# [EXTRACTED MATERIAL]
»»

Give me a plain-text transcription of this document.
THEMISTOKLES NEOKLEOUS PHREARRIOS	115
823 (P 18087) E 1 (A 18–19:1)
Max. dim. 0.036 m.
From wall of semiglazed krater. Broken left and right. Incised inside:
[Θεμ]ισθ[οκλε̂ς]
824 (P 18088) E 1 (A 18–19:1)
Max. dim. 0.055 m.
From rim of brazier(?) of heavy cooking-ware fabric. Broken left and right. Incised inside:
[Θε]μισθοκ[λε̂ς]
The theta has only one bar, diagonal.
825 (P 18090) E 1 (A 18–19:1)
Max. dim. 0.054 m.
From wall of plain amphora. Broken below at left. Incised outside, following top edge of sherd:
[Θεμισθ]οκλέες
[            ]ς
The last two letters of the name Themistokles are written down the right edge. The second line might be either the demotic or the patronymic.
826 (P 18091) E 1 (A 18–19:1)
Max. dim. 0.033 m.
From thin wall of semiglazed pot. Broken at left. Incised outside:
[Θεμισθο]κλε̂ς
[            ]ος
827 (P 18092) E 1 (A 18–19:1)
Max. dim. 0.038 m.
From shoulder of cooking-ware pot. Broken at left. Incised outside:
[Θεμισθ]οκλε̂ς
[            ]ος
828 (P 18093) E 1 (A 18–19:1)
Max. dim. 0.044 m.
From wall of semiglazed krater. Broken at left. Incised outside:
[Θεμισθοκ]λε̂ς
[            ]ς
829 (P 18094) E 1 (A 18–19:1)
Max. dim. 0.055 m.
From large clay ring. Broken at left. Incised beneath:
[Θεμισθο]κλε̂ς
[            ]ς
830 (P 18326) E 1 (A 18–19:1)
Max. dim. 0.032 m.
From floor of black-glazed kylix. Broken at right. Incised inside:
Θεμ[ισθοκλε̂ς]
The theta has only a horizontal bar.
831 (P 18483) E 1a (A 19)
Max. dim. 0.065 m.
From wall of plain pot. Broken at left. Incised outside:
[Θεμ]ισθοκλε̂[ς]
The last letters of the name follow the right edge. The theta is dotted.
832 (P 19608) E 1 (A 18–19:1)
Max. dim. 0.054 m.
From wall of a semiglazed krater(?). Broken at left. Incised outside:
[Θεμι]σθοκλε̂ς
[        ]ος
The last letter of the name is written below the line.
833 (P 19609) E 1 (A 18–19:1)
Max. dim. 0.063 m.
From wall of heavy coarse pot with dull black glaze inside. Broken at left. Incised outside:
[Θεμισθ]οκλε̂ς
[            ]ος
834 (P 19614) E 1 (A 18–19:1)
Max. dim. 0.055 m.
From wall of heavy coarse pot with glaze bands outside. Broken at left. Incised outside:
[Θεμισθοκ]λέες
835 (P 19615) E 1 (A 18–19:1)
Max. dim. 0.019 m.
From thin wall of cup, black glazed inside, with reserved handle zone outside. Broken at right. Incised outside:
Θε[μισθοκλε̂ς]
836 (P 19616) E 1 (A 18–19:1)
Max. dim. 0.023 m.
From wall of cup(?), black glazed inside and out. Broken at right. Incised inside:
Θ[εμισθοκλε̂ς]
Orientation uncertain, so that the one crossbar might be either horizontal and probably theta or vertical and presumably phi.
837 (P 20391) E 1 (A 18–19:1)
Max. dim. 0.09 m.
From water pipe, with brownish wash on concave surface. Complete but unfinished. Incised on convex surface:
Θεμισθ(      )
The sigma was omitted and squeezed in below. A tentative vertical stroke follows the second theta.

««

# [OBJECTIVE]
Write each line above out exactly.

# [FINISHED ANSWER]
Give me a plain-text transcription of this document.
THEMISTOKLES NEOKLEOUS PHREARRIOS	115
823 (P 18087) E 1 (A 18–19:1)
Max. dim. 0.036 m.
From wall of semiglazed krater. Broken left and right. Incised inside:
[Θεμ]ισθ[οκλε̂ς]
824 (P 18088) E 1 (A 18–19:1)
Max. dim. 0.055 m.
From rim of brazier(?) of heavy cooking-ware fabric. Broken left and right. Incised inside:
[Θε]μισθοκ[λε̂ς]
The theta has only one bar, diagonal.
825 (P 18090) E 1 (A 18–19:1)
Max. dim. 0.054 m.
From wall of plain amphora. Broken below at left. Incised outside, following top edge of sherd:
[Θεμισθ]οκλέες
[            ]ς
The last two letters of the name Themistokles are written down the right edge. The second line might be either the demotic or the patronymic.
826 (P 18091) E 1 (A 18–19:1)
Max. dim. 0.033 m.
From thin wall of semiglazed pot. Broken at left. Incised outside:
[Θεμισθο]κλε̂ς
[            ]ος
827 (P 18092) E 1 (A 18–19:1)
Max. dim. 0.038 m.
From shoulder of cooking-ware pot. Broken at left. Incised outside:
[Θεμισθ]οκλε̂ς
[            ]ος
828 (P 18093) E 1 (A 18–19:1)
Max. dim. 0.044 m.
From wall of semiglazed krater. Broken at left. Incised outside:
[Θεμισθοκ]λε̂ς
[            ]ς
829 (P 18094) E 1 (A 18–19:1)
Max. dim. 0.055 m.
From large clay ring. Broken at left. Incised beneath:
[Θεμισθο]κλε̂ς
[            ]ς
830 (P 18326) E 1 (A 18–19:1)
Max. dim. 0.032 m.
From floor of black-glazed kylix. Broken at right. Incised inside:
Θεμ[ισθοκλε̂ς]
The theta has only a horizontal bar.
831 (P 18483) E 1a (A 19)
Max. dim. 0.065 m.
From wall of plain pot. Broken at left. Incised outside:
[Θεμ]ισθοκλε̂[ς]
The last letters of the name follow the right edge. The theta is dotted.
832 (P 19608) E 1 (A 18–19:1)
Max. dim. 0.054 m.
From wall of a semiglazed krater(?). Broken at left. Incised outside:
[Θεμι]σθοκλε̂ς
[        ]ος
The last letter of the name is written below the line.
833 (P 19609) E 1 (A 18–19:1)
Max. dim. 0.063 m.
From wall of heavy coarse pot with dull black glaze inside. Broken at left. Incised outside:
[Θεμισθ]οκλε̂ς
[            ]ος
834 (P 19614) E 1 (A 18–19:1)
Max. dim. 0.055 m.
From wall of heavy coarse pot with glaze bands outside. Broken at left. Incised outside:
[Θεμισθοκ]λέες
835 (P 19615) E 1 (A 18–19:1)
Max. dim. 0.019 m.
From thin wall of cup, black glazed inside, with reserved handle zone outside. Broken at right. Incised outside:
Θε[μισθοκλε̂ς]
836 (P 19616) E 1 (A 18–19:1)
Max. dim. 0.023 m.
From wall of cup(?), black glazed inside and out. Broken at right. Incised inside:
Θ[εμισθοκλε̂ς]
Orientation uncertain, so that the one crossbar might be either horizontal and probably theta or vertical and presumably phi.
837 (P 20391) E 1 (A 18–19:1)
Max. dim. 0.09 m.
From water pipe, with brownish wash on concave surface. Complete but unfinished. Incised on convex surface:
Θεμισθ(      )
The sigma was omitted and squeezed in below. A tentative vertical stroke follows the second theta.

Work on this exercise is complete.